**Task to carry out**
Emit the data below verbatim, stripping out any pictures.

**Exercise inputs**

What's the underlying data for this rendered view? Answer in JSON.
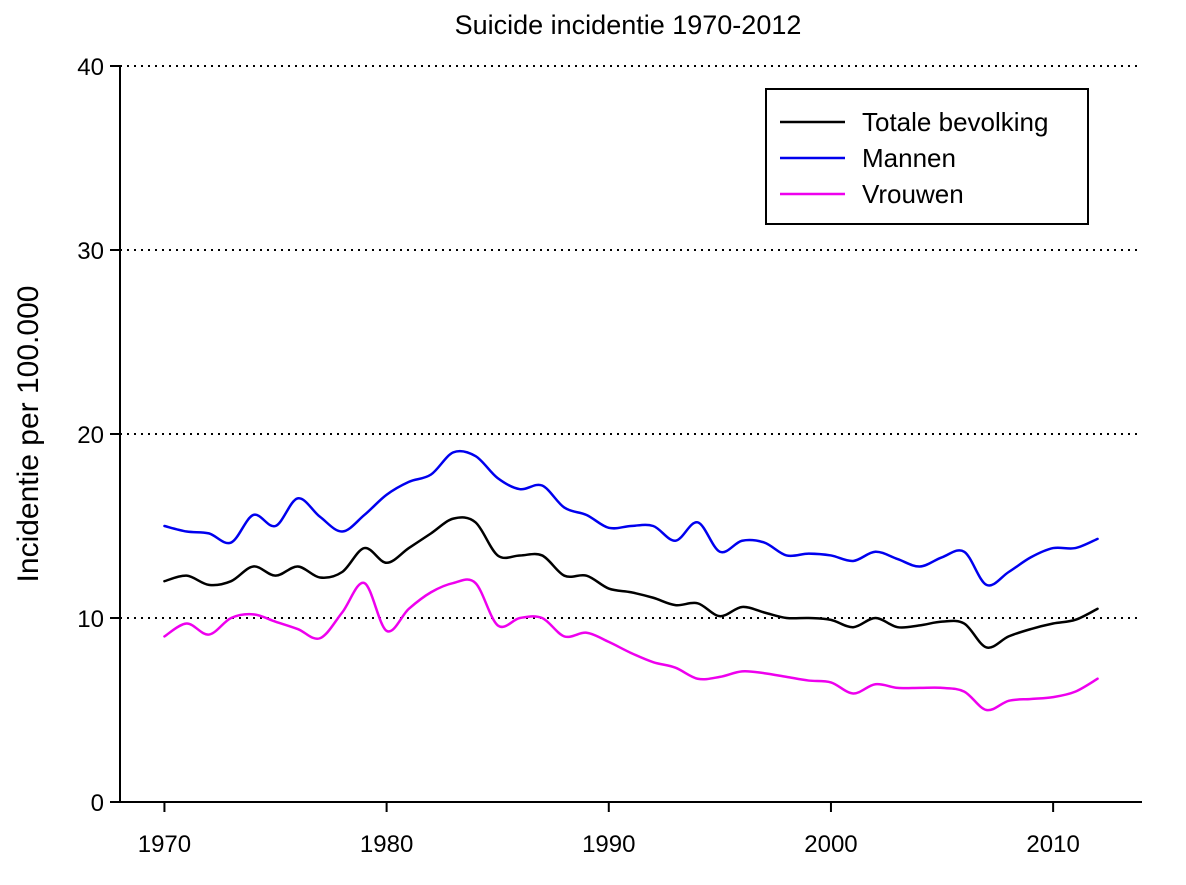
{
  "chart_data": {
    "type": "line",
    "title": "Suicide incidentie 1970-2012",
    "xlabel": "",
    "ylabel": "Incidentie per 100.000",
    "xlim": [
      1968,
      2014
    ],
    "ylim": [
      0,
      40
    ],
    "xticks": [
      1970,
      1980,
      1990,
      2000,
      2010
    ],
    "yticks": [
      0,
      10,
      20,
      30,
      40
    ],
    "grid": "horizontal dotted at 10, 20, 30, 40",
    "legend_position": "top-right",
    "x": [
      1970,
      1971,
      1972,
      1973,
      1974,
      1975,
      1976,
      1977,
      1978,
      1979,
      1980,
      1981,
      1982,
      1983,
      1984,
      1985,
      1986,
      1987,
      1988,
      1989,
      1990,
      1991,
      1992,
      1993,
      1994,
      1995,
      1996,
      1997,
      1998,
      1999,
      2000,
      2001,
      2002,
      2003,
      2004,
      2005,
      2006,
      2007,
      2008,
      2009,
      2010,
      2011,
      2012
    ],
    "series": [
      {
        "name": "Totale bevolking",
        "color": "#000000",
        "values": [
          12.0,
          12.3,
          11.8,
          12.0,
          12.8,
          12.3,
          12.8,
          12.2,
          12.5,
          13.8,
          13.0,
          13.8,
          14.6,
          15.4,
          15.2,
          13.4,
          13.4,
          13.4,
          12.3,
          12.3,
          11.6,
          11.4,
          11.1,
          10.7,
          10.8,
          10.1,
          10.6,
          10.3,
          10.0,
          10.0,
          9.9,
          9.5,
          10.0,
          9.5,
          9.6,
          9.8,
          9.7,
          8.4,
          9.0,
          9.4,
          9.7,
          9.9,
          10.5
        ]
      },
      {
        "name": "Mannen",
        "color": "#0000ee",
        "values": [
          15.0,
          14.7,
          14.6,
          14.1,
          15.6,
          15.0,
          16.5,
          15.5,
          14.7,
          15.6,
          16.7,
          17.4,
          17.8,
          19.0,
          18.8,
          17.6,
          17.0,
          17.2,
          16.0,
          15.6,
          14.9,
          15.0,
          15.0,
          14.2,
          15.2,
          13.6,
          14.2,
          14.1,
          13.4,
          13.5,
          13.4,
          13.1,
          13.6,
          13.2,
          12.8,
          13.3,
          13.6,
          11.8,
          12.5,
          13.3,
          13.8,
          13.8,
          14.3
        ]
      },
      {
        "name": "Vrouwen",
        "color": "#ee00ee",
        "values": [
          9.0,
          9.7,
          9.1,
          10.0,
          10.2,
          9.8,
          9.4,
          8.9,
          10.3,
          11.9,
          9.3,
          10.5,
          11.4,
          11.9,
          11.9,
          9.6,
          10.0,
          10.0,
          9.0,
          9.2,
          8.7,
          8.1,
          7.6,
          7.3,
          6.7,
          6.8,
          7.1,
          7.0,
          6.8,
          6.6,
          6.5,
          5.9,
          6.4,
          6.2,
          6.2,
          6.2,
          6.0,
          5.0,
          5.5,
          5.6,
          5.7,
          6.0,
          6.7
        ]
      }
    ]
  }
}
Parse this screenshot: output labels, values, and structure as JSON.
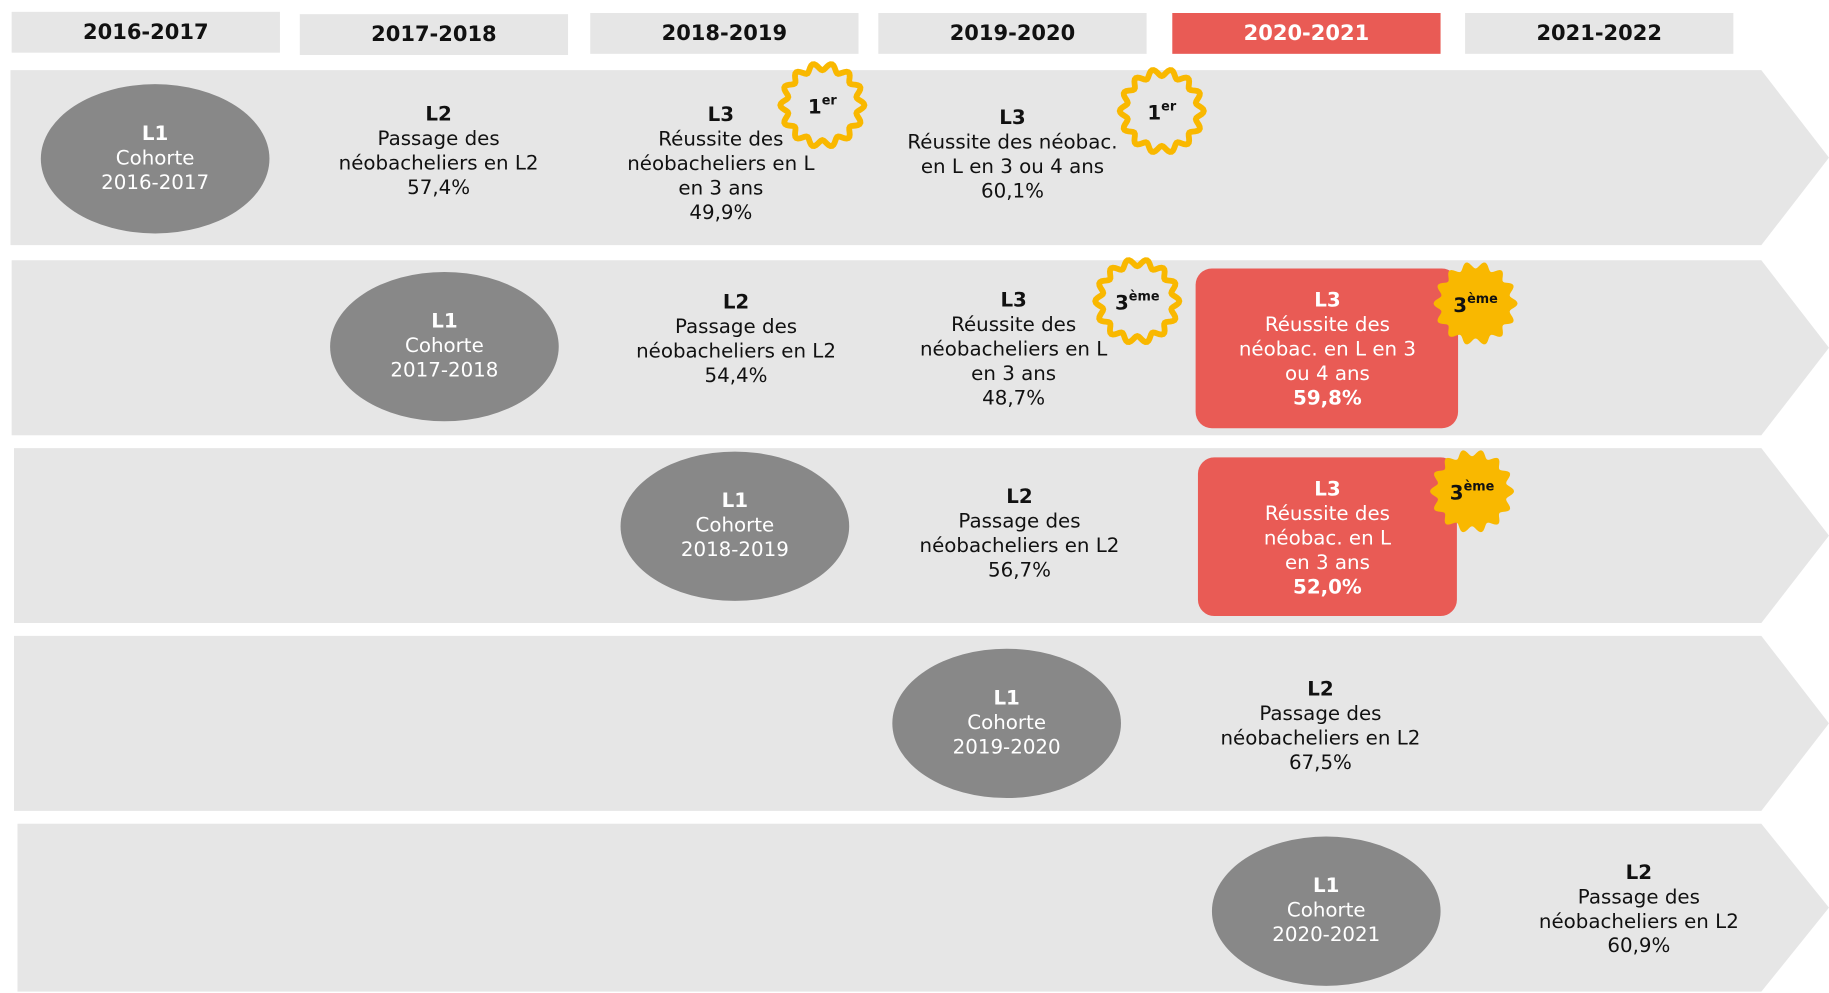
{
  "years": [
    {
      "label": "2016-2017",
      "highlight": false
    },
    {
      "label": "2017-2018",
      "highlight": false
    },
    {
      "label": "2018-2019",
      "highlight": false
    },
    {
      "label": "2019-2020",
      "highlight": false
    },
    {
      "label": "2020-2021",
      "highlight": true
    },
    {
      "label": "2021-2022",
      "highlight": false
    }
  ],
  "rows": [
    {
      "items": [
        {
          "kind": "cohort",
          "title": "L1",
          "lines": [
            "Cohorte",
            "2016-2017"
          ]
        },
        {
          "kind": "step",
          "title": "L2",
          "lines": [
            "Passage des",
            "néobacheliers en L2",
            "57,4%"
          ]
        },
        {
          "kind": "step",
          "title": "L3",
          "lines": [
            "Réussite des",
            "néobacheliers en L",
            "en 3 ans",
            "49,9%"
          ],
          "badge": {
            "num": "1",
            "sup": "er",
            "style": "outline"
          }
        },
        {
          "kind": "step",
          "title": "L3",
          "lines": [
            "Réussite des néobac.",
            "en L en 3 ou 4 ans",
            "60,1%"
          ],
          "badge": {
            "num": "1",
            "sup": "er",
            "style": "outline"
          }
        }
      ]
    },
    {
      "items": [
        {
          "kind": "cohort",
          "title": "L1",
          "lines": [
            "Cohorte",
            "2017-2018"
          ]
        },
        {
          "kind": "step",
          "title": "L2",
          "lines": [
            "Passage des",
            "néobacheliers en L2",
            "54,4%"
          ]
        },
        {
          "kind": "step",
          "title": "L3",
          "lines": [
            "Réussite des",
            "néobacheliers en L",
            "en 3 ans",
            "48,7%"
          ],
          "badge": {
            "num": "3",
            "sup": "ème",
            "style": "outline"
          }
        },
        {
          "kind": "highlight",
          "title": "L3",
          "lines": [
            "Réussite des",
            "néobac. en L en 3",
            "ou 4 ans",
            "59,8%"
          ],
          "badge": {
            "num": "3",
            "sup": "ème",
            "style": "filled"
          }
        }
      ]
    },
    {
      "items": [
        {
          "kind": "cohort",
          "title": "L1",
          "lines": [
            "Cohorte",
            "2018-2019"
          ]
        },
        {
          "kind": "step",
          "title": "L2",
          "lines": [
            "Passage des",
            "néobacheliers en L2",
            "56,7%"
          ]
        },
        {
          "kind": "highlight",
          "title": "L3",
          "lines": [
            "Réussite des",
            "néobac. en L",
            "en 3 ans",
            "52,0%"
          ],
          "badge": {
            "num": "3",
            "sup": "ème",
            "style": "filled"
          }
        }
      ]
    },
    {
      "items": [
        {
          "kind": "cohort",
          "title": "L1",
          "lines": [
            "Cohorte",
            "2019-2020"
          ]
        },
        {
          "kind": "step",
          "title": "L2",
          "lines": [
            "Passage des",
            "néobacheliers en L2",
            "67,5%"
          ]
        }
      ]
    },
    {
      "items": [
        {
          "kind": "cohort",
          "title": "L1",
          "lines": [
            "Cohorte",
            "2020-2021"
          ]
        },
        {
          "kind": "step",
          "title": "L2",
          "lines": [
            "Passage des",
            "néobacheliers en L2",
            "60,9%"
          ]
        }
      ]
    }
  ]
}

**Response**
What's the underlying data for this rendered view? Answer in JSON.
{
  "chart_data": {
    "type": "line",
    "title": "Suicide incidentie 1970-2012",
    "xlabel": "",
    "ylabel": "Incidentie per 100.000",
    "xlim": [
      1968,
      2014
    ],
    "ylim": [
      0,
      40
    ],
    "xticks": [
      1970,
      1980,
      1990,
      2000,
      2010
    ],
    "yticks": [
      0,
      10,
      20,
      30,
      40
    ],
    "grid": "horizontal dotted at 10, 20, 30, 40",
    "legend_position": "top-right",
    "x": [
      1970,
      1971,
      1972,
      1973,
      1974,
      1975,
      1976,
      1977,
      1978,
      1979,
      1980,
      1981,
      1982,
      1983,
      1984,
      1985,
      1986,
      1987,
      1988,
      1989,
      1990,
      1991,
      1992,
      1993,
      1994,
      1995,
      1996,
      1997,
      1998,
      1999,
      2000,
      2001,
      2002,
      2003,
      2004,
      2005,
      2006,
      2007,
      2008,
      2009,
      2010,
      2011,
      2012
    ],
    "series": [
      {
        "name": "Totale bevolking",
        "color": "#000000",
        "values": [
          12.0,
          12.3,
          11.8,
          12.0,
          12.8,
          12.3,
          12.8,
          12.2,
          12.5,
          13.8,
          13.0,
          13.8,
          14.6,
          15.4,
          15.2,
          13.4,
          13.4,
          13.4,
          12.3,
          12.3,
          11.6,
          11.4,
          11.1,
          10.7,
          10.8,
          10.1,
          10.6,
          10.3,
          10.0,
          10.0,
          9.9,
          9.5,
          10.0,
          9.5,
          9.6,
          9.8,
          9.7,
          8.4,
          9.0,
          9.4,
          9.7,
          9.9,
          10.5
        ]
      },
      {
        "name": "Mannen",
        "color": "#0000ee",
        "values": [
          15.0,
          14.7,
          14.6,
          14.1,
          15.6,
          15.0,
          16.5,
          15.5,
          14.7,
          15.6,
          16.7,
          17.4,
          17.8,
          19.0,
          18.8,
          17.6,
          17.0,
          17.2,
          16.0,
          15.6,
          14.9,
          15.0,
          15.0,
          14.2,
          15.2,
          13.6,
          14.2,
          14.1,
          13.4,
          13.5,
          13.4,
          13.1,
          13.6,
          13.2,
          12.8,
          13.3,
          13.6,
          11.8,
          12.5,
          13.3,
          13.8,
          13.8,
          14.3
        ]
      },
      {
        "name": "Vrouwen",
        "color": "#ee00ee",
        "values": [
          9.0,
          9.7,
          9.1,
          10.0,
          10.2,
          9.8,
          9.4,
          8.9,
          10.3,
          11.9,
          9.3,
          10.5,
          11.4,
          11.9,
          11.9,
          9.6,
          10.0,
          10.0,
          9.0,
          9.2,
          8.7,
          8.1,
          7.6,
          7.3,
          6.7,
          6.8,
          7.1,
          7.0,
          6.8,
          6.6,
          6.5,
          5.9,
          6.4,
          6.2,
          6.2,
          6.2,
          6.0,
          5.0,
          5.5,
          5.6,
          5.7,
          6.0,
          6.7
        ]
      }
    ]
  }
}
Parse this screenshot: output labels, values, and structure as JSON.
{
  "years": [
    {
      "label": "2016-2017",
      "highlight": false
    },
    {
      "label": "2017-2018",
      "highlight": false
    },
    {
      "label": "2018-2019",
      "highlight": false
    },
    {
      "label": "2019-2020",
      "highlight": false
    },
    {
      "label": "2020-2021",
      "highlight": true
    },
    {
      "label": "2021-2022",
      "highlight": false
    }
  ],
  "rows": [
    {
      "items": [
        {
          "kind": "cohort",
          "title": "L1",
          "lines": [
            "Cohorte",
            "2016-2017"
          ]
        },
        {
          "kind": "step",
          "title": "L2",
          "lines": [
            "Passage des",
            "néobacheliers en L2",
            "57,4%"
          ]
        },
        {
          "kind": "step",
          "title": "L3",
          "lines": [
            "Réussite des",
            "néobacheliers en L",
            "en 3 ans",
            "49,9%"
          ],
          "badge": {
            "num": "1",
            "sup": "er",
            "style": "outline"
          }
        },
        {
          "kind": "step",
          "title": "L3",
          "lines": [
            "Réussite des néobac.",
            "en L en 3 ou 4 ans",
            "60,1%"
          ],
          "badge": {
            "num": "1",
            "sup": "er",
            "style": "outline"
          }
        }
      ]
    },
    {
      "items": [
        {
          "kind": "cohort",
          "title": "L1",
          "lines": [
            "Cohorte",
            "2017-2018"
          ]
        },
        {
          "kind": "step",
          "title": "L2",
          "lines": [
            "Passage des",
            "néobacheliers en L2",
            "54,4%"
          ]
        },
        {
          "kind": "step",
          "title": "L3",
          "lines": [
            "Réussite des",
            "néobacheliers en L",
            "en 3 ans",
            "48,7%"
          ],
          "badge": {
            "num": "3",
            "sup": "ème",
            "style": "outline"
          }
        },
        {
          "kind": "highlight",
          "title": "L3",
          "lines": [
            "Réussite des",
            "néobac. en L en 3",
            "ou 4 ans",
            "59,8%"
          ],
          "badge": {
            "num": "3",
            "sup": "ème",
            "style": "filled"
          }
        }
      ]
    },
    {
      "items": [
        {
          "kind": "cohort",
          "title": "L1",
          "lines": [
            "Cohorte",
            "2018-2019"
          ]
        },
        {
          "kind": "step",
          "title": "L2",
          "lines": [
            "Passage des",
            "néobacheliers en L2",
            "56,7%"
          ]
        },
        {
          "kind": "highlight",
          "title": "L3",
          "lines": [
            "Réussite des",
            "néobac. en L",
            "en 3 ans",
            "52,0%"
          ],
          "badge": {
            "num": "3",
            "sup": "ème",
            "style": "filled"
          }
        }
      ]
    },
    {
      "items": [
        {
          "kind": "cohort",
          "title": "L1",
          "lines": [
            "Cohorte",
            "2019-2020"
          ]
        },
        {
          "kind": "step",
          "title": "L2",
          "lines": [
            "Passage des",
            "néobacheliers en L2",
            "67,5%"
          ]
        }
      ]
    },
    {
      "items": [
        {
          "kind": "cohort",
          "title": "L1",
          "lines": [
            "Cohorte",
            "2020-2021"
          ]
        },
        {
          "kind": "step",
          "title": "L2",
          "lines": [
            "Passage des",
            "néobacheliers en L2",
            "60,9%"
          ]
        }
      ]
    }
  ]
}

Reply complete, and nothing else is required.